## Exercise details
Transcribe the whole listing below without changing a word, but leave out every image.

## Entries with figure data
· · · ·

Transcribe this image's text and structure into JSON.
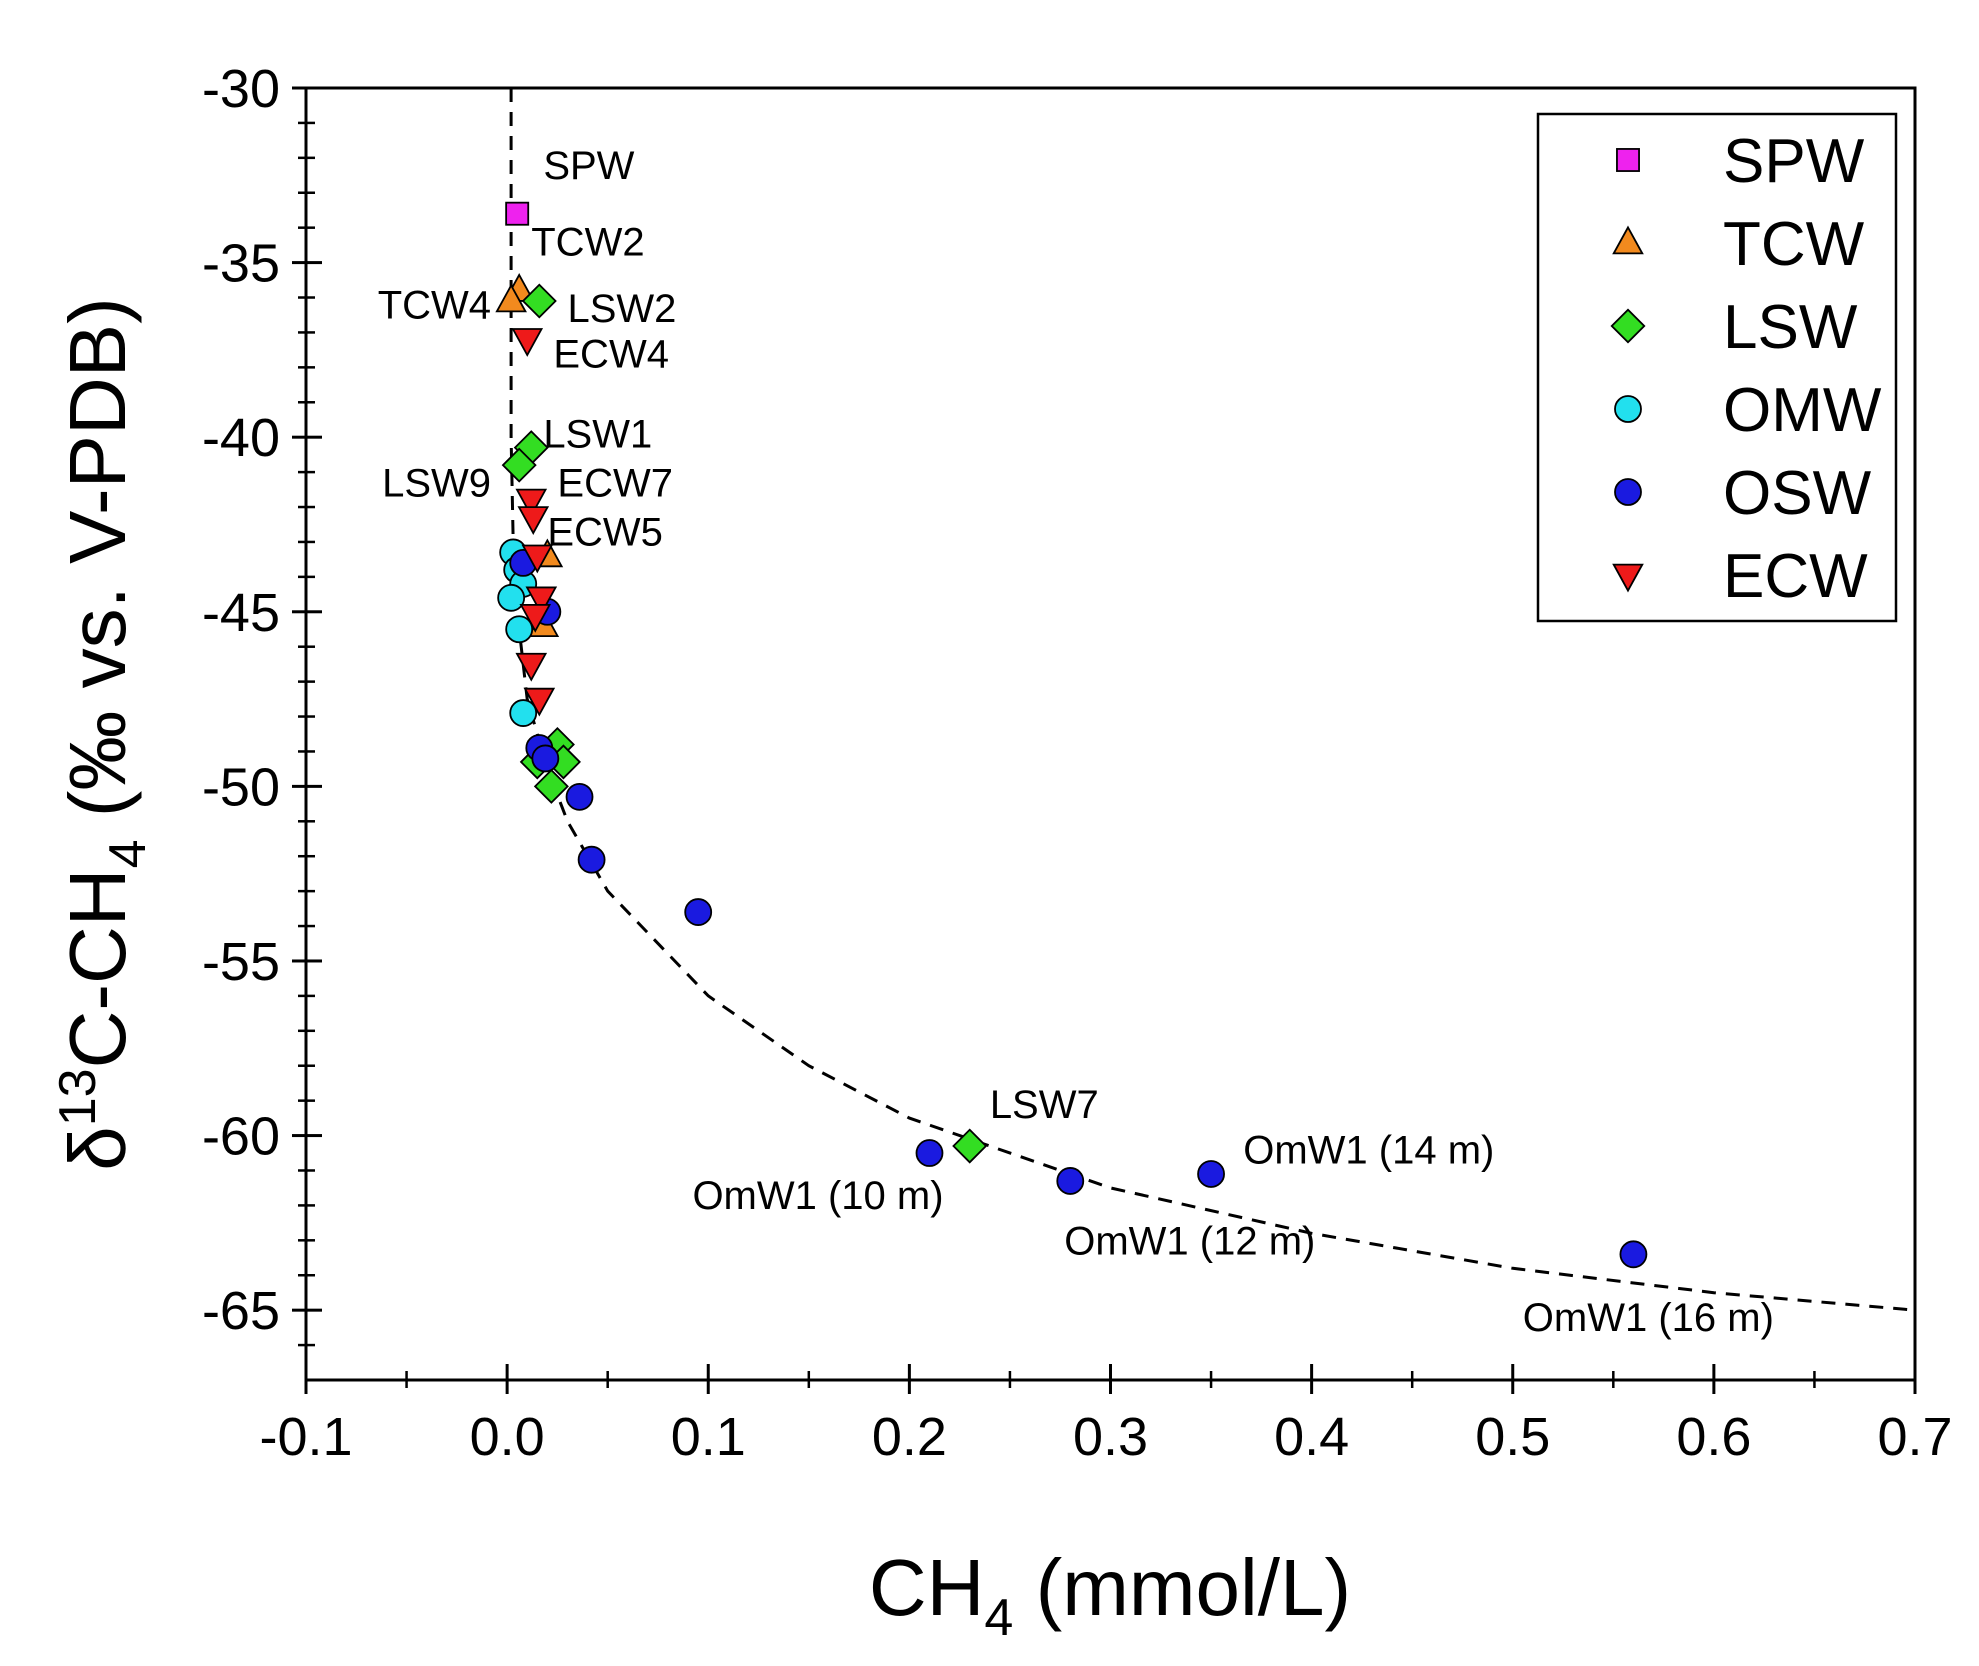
{
  "chart_data": {
    "type": "scatter",
    "title": "",
    "xlabel": {
      "main": "CH",
      "sub": "4",
      "rest": " (mmol/L)"
    },
    "ylabel": {
      "p1": "δ",
      "sup": "13",
      "p2": "C-CH",
      "sub": "4",
      "p3": " (‰ vs. V-PDB)"
    },
    "xlim": [
      -0.1,
      0.7
    ],
    "ylim": [
      -67,
      -30
    ],
    "xticks": [
      -0.1,
      0.0,
      0.1,
      0.2,
      0.3,
      0.4,
      0.5,
      0.6,
      0.7
    ],
    "xtick_labels": [
      "-0.1",
      "0.0",
      "0.1",
      "0.2",
      "0.3",
      "0.4",
      "0.5",
      "0.6",
      "0.7"
    ],
    "yticks": [
      -30,
      -35,
      -40,
      -45,
      -50,
      -55,
      -60,
      -65
    ],
    "ytick_labels": [
      "-30",
      "-35",
      "-40",
      "-45",
      "-50",
      "-55",
      "-60",
      "-65"
    ],
    "legend_position": "top-right",
    "series": [
      {
        "name": "SPW",
        "marker": "square",
        "color": "#ee22ee",
        "points": [
          [
            0.005,
            -33.6
          ]
        ]
      },
      {
        "name": "TCW",
        "marker": "triangle-up",
        "color": "#f28a1e",
        "points": [
          [
            0.006,
            -35.8
          ],
          [
            0.002,
            -36.1
          ],
          [
            0.02,
            -43.4
          ],
          [
            0.018,
            -45.4
          ]
        ]
      },
      {
        "name": "LSW",
        "marker": "diamond",
        "color": "#33dd22",
        "points": [
          [
            0.016,
            -36.1
          ],
          [
            0.012,
            -40.3
          ],
          [
            0.006,
            -40.8
          ],
          [
            0.025,
            -48.8
          ],
          [
            0.015,
            -49.3
          ],
          [
            0.028,
            -49.3
          ],
          [
            0.022,
            -50.0
          ],
          [
            0.23,
            -60.3
          ]
        ]
      },
      {
        "name": "OMW",
        "marker": "circle",
        "color": "#22e0ee",
        "points": [
          [
            0.003,
            -43.3
          ],
          [
            0.005,
            -43.8
          ],
          [
            0.008,
            -44.2
          ],
          [
            0.002,
            -44.6
          ],
          [
            0.006,
            -45.5
          ],
          [
            0.008,
            -47.9
          ]
        ]
      },
      {
        "name": "OSW",
        "marker": "circle",
        "color": "#1a1ae0",
        "points": [
          [
            0.008,
            -43.6
          ],
          [
            0.02,
            -45.0
          ],
          [
            0.016,
            -48.9
          ],
          [
            0.019,
            -49.2
          ],
          [
            0.036,
            -50.3
          ],
          [
            0.042,
            -52.1
          ],
          [
            0.095,
            -53.6
          ],
          [
            0.21,
            -60.5
          ],
          [
            0.28,
            -61.3
          ],
          [
            0.35,
            -61.1
          ],
          [
            0.56,
            -63.4
          ]
        ]
      },
      {
        "name": "ECW",
        "marker": "triangle-down",
        "color": "#ee1a1a",
        "points": [
          [
            0.01,
            -37.2
          ],
          [
            0.012,
            -41.8
          ],
          [
            0.013,
            -42.3
          ],
          [
            0.015,
            -43.4
          ],
          [
            0.017,
            -44.6
          ],
          [
            0.014,
            -45.1
          ],
          [
            0.012,
            -46.5
          ],
          [
            0.016,
            -47.5
          ]
        ]
      }
    ],
    "annotations": [
      {
        "text": "SPW",
        "x": 0.018,
        "y": -32.6,
        "anchor": "start"
      },
      {
        "text": "TCW2",
        "x": 0.012,
        "y": -34.8,
        "anchor": "start"
      },
      {
        "text": "TCW4",
        "x": -0.008,
        "y": -36.6,
        "anchor": "end"
      },
      {
        "text": "LSW2",
        "x": 0.03,
        "y": -36.7,
        "anchor": "start"
      },
      {
        "text": "ECW4",
        "x": 0.023,
        "y": -38.0,
        "anchor": "start"
      },
      {
        "text": "LSW1",
        "x": 0.018,
        "y": -40.3,
        "anchor": "start"
      },
      {
        "text": "LSW9",
        "x": -0.008,
        "y": -41.7,
        "anchor": "end"
      },
      {
        "text": "ECW7",
        "x": 0.025,
        "y": -41.7,
        "anchor": "start"
      },
      {
        "text": "ECW5",
        "x": 0.02,
        "y": -43.1,
        "anchor": "start"
      },
      {
        "text": "LSW7",
        "x": 0.24,
        "y": -59.5,
        "anchor": "start"
      },
      {
        "text": "OmW1 (10 m)",
        "x": 0.217,
        "y": -62.1,
        "anchor": "end"
      },
      {
        "text": "OmW1 (12 m)",
        "x": 0.277,
        "y": -63.4,
        "anchor": "start"
      },
      {
        "text": "OmW1 (14 m)",
        "x": 0.366,
        "y": -60.8,
        "anchor": "start"
      },
      {
        "text": "OmW1 (16 m)",
        "x": 0.505,
        "y": -65.6,
        "anchor": "start"
      }
    ],
    "trend_line": {
      "style": "dashed",
      "points": [
        [
          0.002,
          -30
        ],
        [
          0.002,
          -35
        ],
        [
          0.002,
          -40
        ],
        [
          0.003,
          -43
        ],
        [
          0.005,
          -45
        ],
        [
          0.01,
          -47.5
        ],
        [
          0.02,
          -49.5
        ],
        [
          0.03,
          -51
        ],
        [
          0.05,
          -53
        ],
        [
          0.1,
          -56
        ],
        [
          0.15,
          -58
        ],
        [
          0.2,
          -59.5
        ],
        [
          0.3,
          -61.5
        ],
        [
          0.4,
          -62.8
        ],
        [
          0.5,
          -63.8
        ],
        [
          0.6,
          -64.5
        ],
        [
          0.7,
          -65
        ]
      ]
    }
  }
}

· · · ·

## Final result
Transcribe this image's text and structure into JSON.
{
  "chart_data": {
    "type": "scatter",
    "title": "",
    "xlabel": {
      "main": "CH",
      "sub": "4",
      "rest": " (mmol/L)"
    },
    "ylabel": {
      "p1": "δ",
      "sup": "13",
      "p2": "C-CH",
      "sub": "4",
      "p3": " (‰ vs. V-PDB)"
    },
    "xlim": [
      -0.1,
      0.7
    ],
    "ylim": [
      -67,
      -30
    ],
    "xticks": [
      -0.1,
      0.0,
      0.1,
      0.2,
      0.3,
      0.4,
      0.5,
      0.6,
      0.7
    ],
    "xtick_labels": [
      "-0.1",
      "0.0",
      "0.1",
      "0.2",
      "0.3",
      "0.4",
      "0.5",
      "0.6",
      "0.7"
    ],
    "yticks": [
      -30,
      -35,
      -40,
      -45,
      -50,
      -55,
      -60,
      -65
    ],
    "ytick_labels": [
      "-30",
      "-35",
      "-40",
      "-45",
      "-50",
      "-55",
      "-60",
      "-65"
    ],
    "legend_position": "top-right",
    "series": [
      {
        "name": "SPW",
        "marker": "square",
        "color": "#ee22ee",
        "points": [
          [
            0.005,
            -33.6
          ]
        ]
      },
      {
        "name": "TCW",
        "marker": "triangle-up",
        "color": "#f28a1e",
        "points": [
          [
            0.006,
            -35.8
          ],
          [
            0.002,
            -36.1
          ],
          [
            0.02,
            -43.4
          ],
          [
            0.018,
            -45.4
          ]
        ]
      },
      {
        "name": "LSW",
        "marker": "diamond",
        "color": "#33dd22",
        "points": [
          [
            0.016,
            -36.1
          ],
          [
            0.012,
            -40.3
          ],
          [
            0.006,
            -40.8
          ],
          [
            0.025,
            -48.8
          ],
          [
            0.015,
            -49.3
          ],
          [
            0.028,
            -49.3
          ],
          [
            0.022,
            -50.0
          ],
          [
            0.23,
            -60.3
          ]
        ]
      },
      {
        "name": "OMW",
        "marker": "circle",
        "color": "#22e0ee",
        "points": [
          [
            0.003,
            -43.3
          ],
          [
            0.005,
            -43.8
          ],
          [
            0.008,
            -44.2
          ],
          [
            0.002,
            -44.6
          ],
          [
            0.006,
            -45.5
          ],
          [
            0.008,
            -47.9
          ]
        ]
      },
      {
        "name": "OSW",
        "marker": "circle",
        "color": "#1a1ae0",
        "points": [
          [
            0.008,
            -43.6
          ],
          [
            0.02,
            -45.0
          ],
          [
            0.016,
            -48.9
          ],
          [
            0.019,
            -49.2
          ],
          [
            0.036,
            -50.3
          ],
          [
            0.042,
            -52.1
          ],
          [
            0.095,
            -53.6
          ],
          [
            0.21,
            -60.5
          ],
          [
            0.28,
            -61.3
          ],
          [
            0.35,
            -61.1
          ],
          [
            0.56,
            -63.4
          ]
        ]
      },
      {
        "name": "ECW",
        "marker": "triangle-down",
        "color": "#ee1a1a",
        "points": [
          [
            0.01,
            -37.2
          ],
          [
            0.012,
            -41.8
          ],
          [
            0.013,
            -42.3
          ],
          [
            0.015,
            -43.4
          ],
          [
            0.017,
            -44.6
          ],
          [
            0.014,
            -45.1
          ],
          [
            0.012,
            -46.5
          ],
          [
            0.016,
            -47.5
          ]
        ]
      }
    ],
    "annotations": [
      {
        "text": "SPW",
        "x": 0.018,
        "y": -32.6,
        "anchor": "start"
      },
      {
        "text": "TCW2",
        "x": 0.012,
        "y": -34.8,
        "anchor": "start"
      },
      {
        "text": "TCW4",
        "x": -0.008,
        "y": -36.6,
        "anchor": "end"
      },
      {
        "text": "LSW2",
        "x": 0.03,
        "y": -36.7,
        "anchor": "start"
      },
      {
        "text": "ECW4",
        "x": 0.023,
        "y": -38.0,
        "anchor": "start"
      },
      {
        "text": "LSW1",
        "x": 0.018,
        "y": -40.3,
        "anchor": "start"
      },
      {
        "text": "LSW9",
        "x": -0.008,
        "y": -41.7,
        "anchor": "end"
      },
      {
        "text": "ECW7",
        "x": 0.025,
        "y": -41.7,
        "anchor": "start"
      },
      {
        "text": "ECW5",
        "x": 0.02,
        "y": -43.1,
        "anchor": "start"
      },
      {
        "text": "LSW7",
        "x": 0.24,
        "y": -59.5,
        "anchor": "start"
      },
      {
        "text": "OmW1 (10 m)",
        "x": 0.217,
        "y": -62.1,
        "anchor": "end"
      },
      {
        "text": "OmW1 (12 m)",
        "x": 0.277,
        "y": -63.4,
        "anchor": "start"
      },
      {
        "text": "OmW1 (14 m)",
        "x": 0.366,
        "y": -60.8,
        "anchor": "start"
      },
      {
        "text": "OmW1 (16 m)",
        "x": 0.505,
        "y": -65.6,
        "anchor": "start"
      }
    ],
    "trend_line": {
      "style": "dashed",
      "points": [
        [
          0.002,
          -30
        ],
        [
          0.002,
          -35
        ],
        [
          0.002,
          -40
        ],
        [
          0.003,
          -43
        ],
        [
          0.005,
          -45
        ],
        [
          0.01,
          -47.5
        ],
        [
          0.02,
          -49.5
        ],
        [
          0.03,
          -51
        ],
        [
          0.05,
          -53
        ],
        [
          0.1,
          -56
        ],
        [
          0.15,
          -58
        ],
        [
          0.2,
          -59.5
        ],
        [
          0.3,
          -61.5
        ],
        [
          0.4,
          -62.8
        ],
        [
          0.5,
          -63.8
        ],
        [
          0.6,
          -64.5
        ],
        [
          0.7,
          -65
        ]
      ]
    }
  }
}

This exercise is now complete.